**INSTRUCTIONS FOR THE TASK:**
Skip every image and restate the data word for word.

------------

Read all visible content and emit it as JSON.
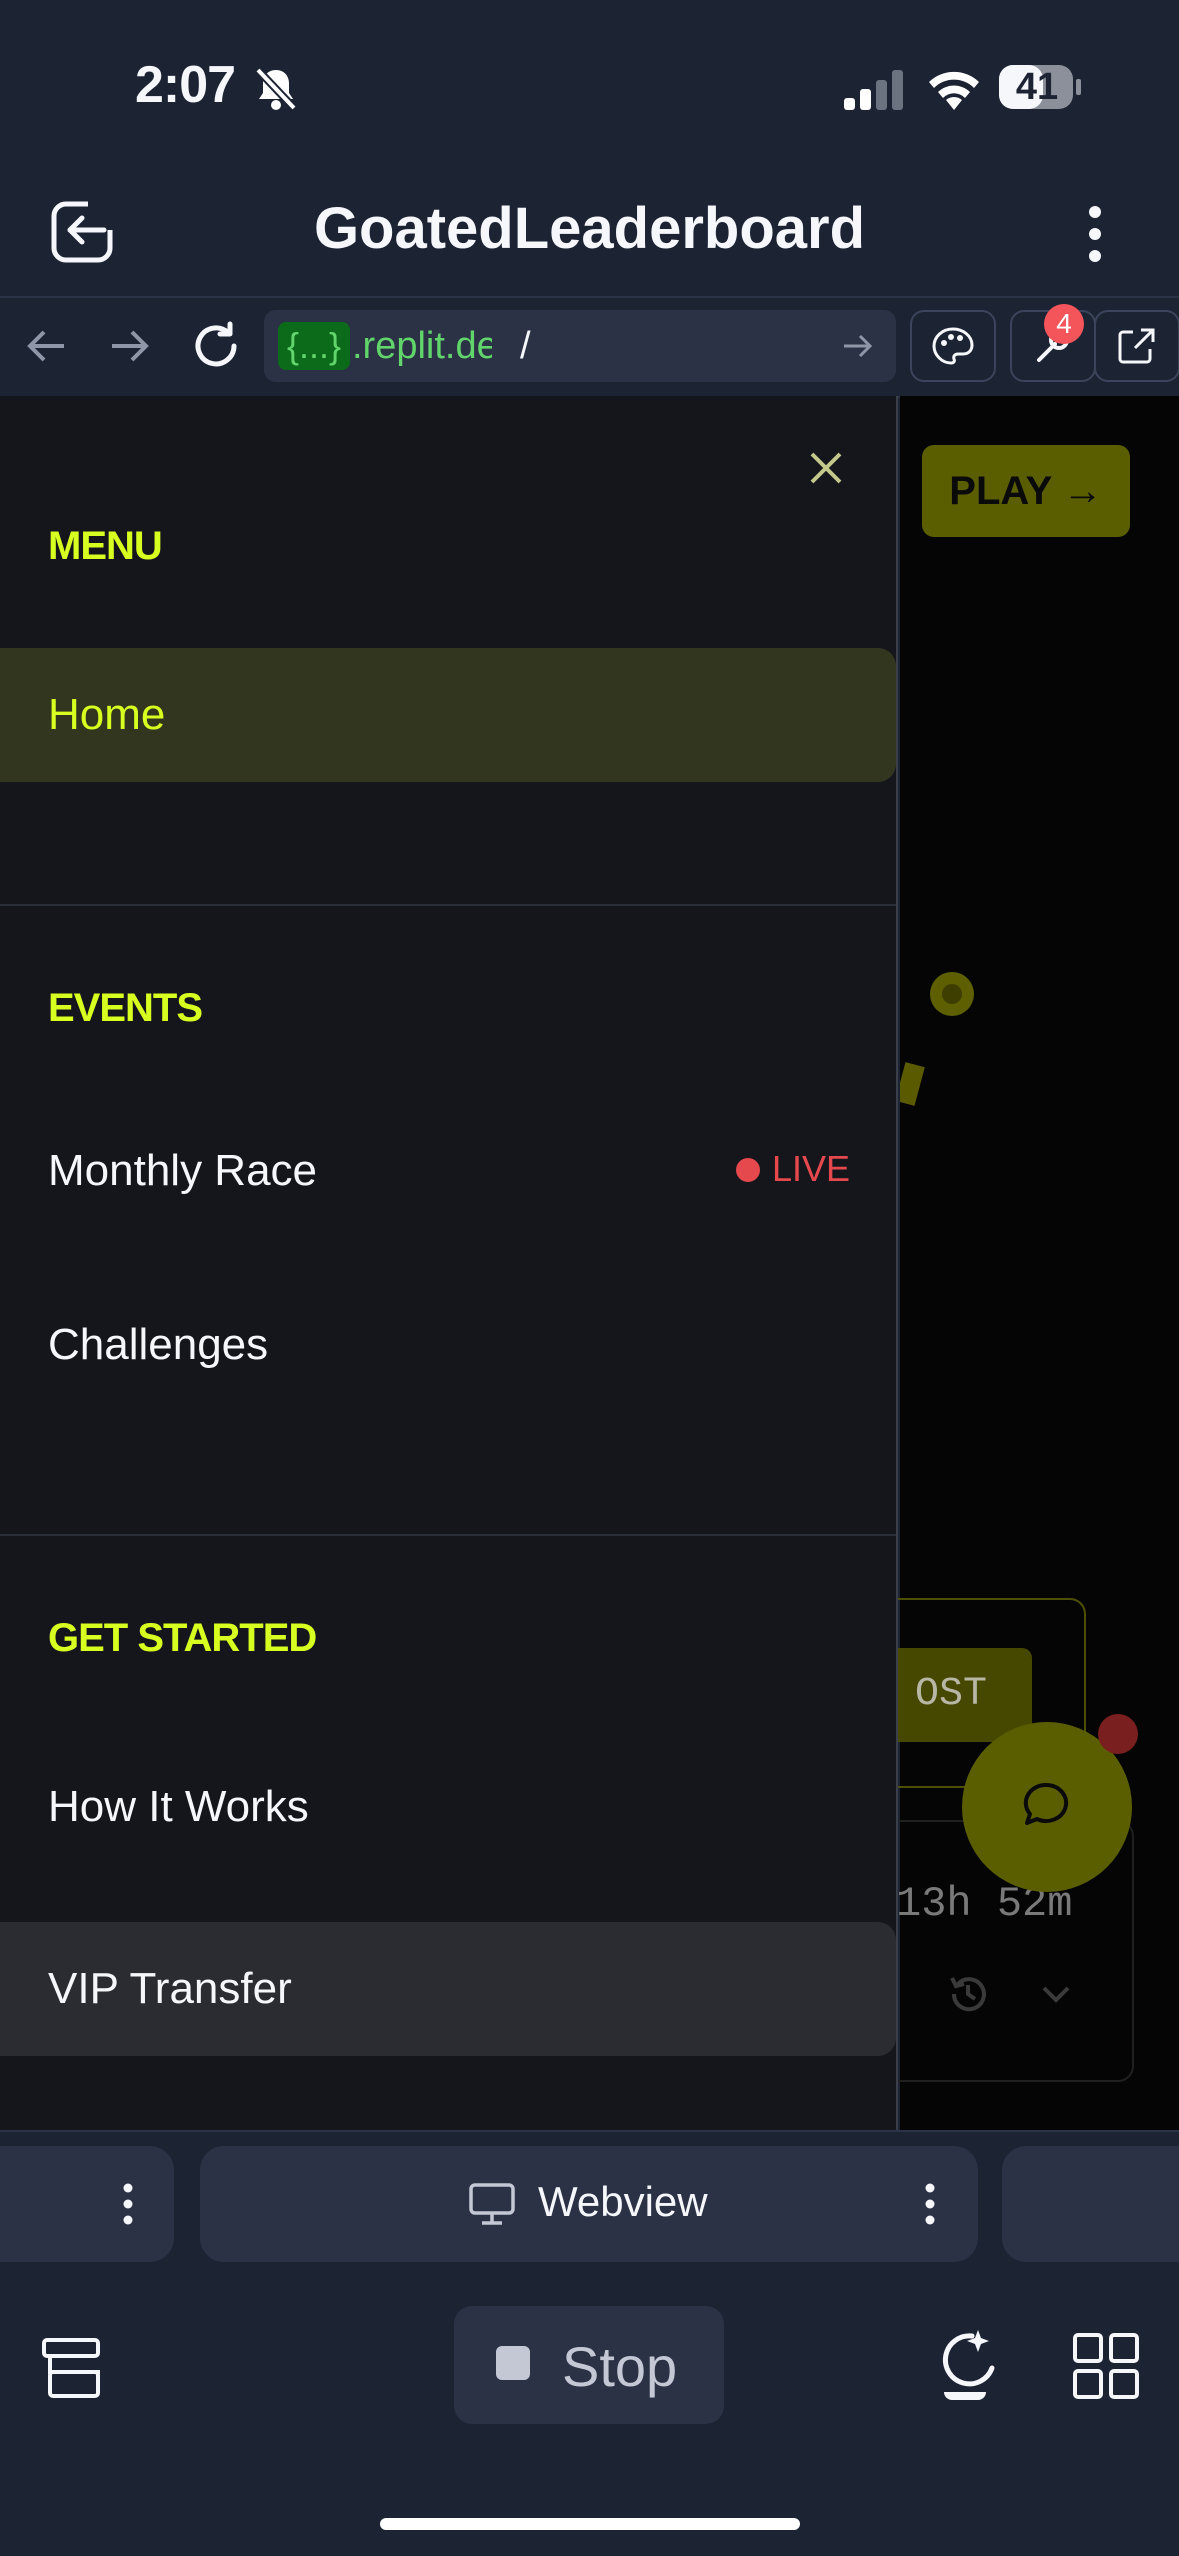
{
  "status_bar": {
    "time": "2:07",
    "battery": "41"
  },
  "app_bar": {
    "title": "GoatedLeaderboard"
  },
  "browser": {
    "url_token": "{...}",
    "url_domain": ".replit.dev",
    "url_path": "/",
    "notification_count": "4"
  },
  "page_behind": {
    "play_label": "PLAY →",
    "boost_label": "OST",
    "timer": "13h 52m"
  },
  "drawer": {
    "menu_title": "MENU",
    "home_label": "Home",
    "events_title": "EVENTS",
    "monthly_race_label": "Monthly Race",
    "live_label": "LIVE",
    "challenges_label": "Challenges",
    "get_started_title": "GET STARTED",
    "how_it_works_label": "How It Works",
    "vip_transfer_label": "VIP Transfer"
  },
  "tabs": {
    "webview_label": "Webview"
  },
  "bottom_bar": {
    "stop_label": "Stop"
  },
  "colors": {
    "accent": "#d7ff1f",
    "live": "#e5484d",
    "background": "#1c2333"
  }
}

------------

**CORRECT RESPONSE:**
Read all visible content and emit it as JSON.
{
  "status_bar": {
    "time": "2:07",
    "battery": "41"
  },
  "app_bar": {
    "title": "GoatedLeaderboard"
  },
  "browser": {
    "url_token": "{...}",
    "url_domain": ".replit.dev",
    "url_path": "/",
    "notification_count": "4"
  },
  "page_behind": {
    "play_label": "PLAY →",
    "boost_label": "OST",
    "timer": "13h 52m"
  },
  "drawer": {
    "menu_title": "MENU",
    "home_label": "Home",
    "events_title": "EVENTS",
    "monthly_race_label": "Monthly Race",
    "live_label": "LIVE",
    "challenges_label": "Challenges",
    "get_started_title": "GET STARTED",
    "how_it_works_label": "How It Works",
    "vip_transfer_label": "VIP Transfer"
  },
  "tabs": {
    "webview_label": "Webview"
  },
  "bottom_bar": {
    "stop_label": "Stop"
  },
  "colors": {
    "accent": "#d7ff1f",
    "live": "#e5484d",
    "background": "#1c2333"
  }
}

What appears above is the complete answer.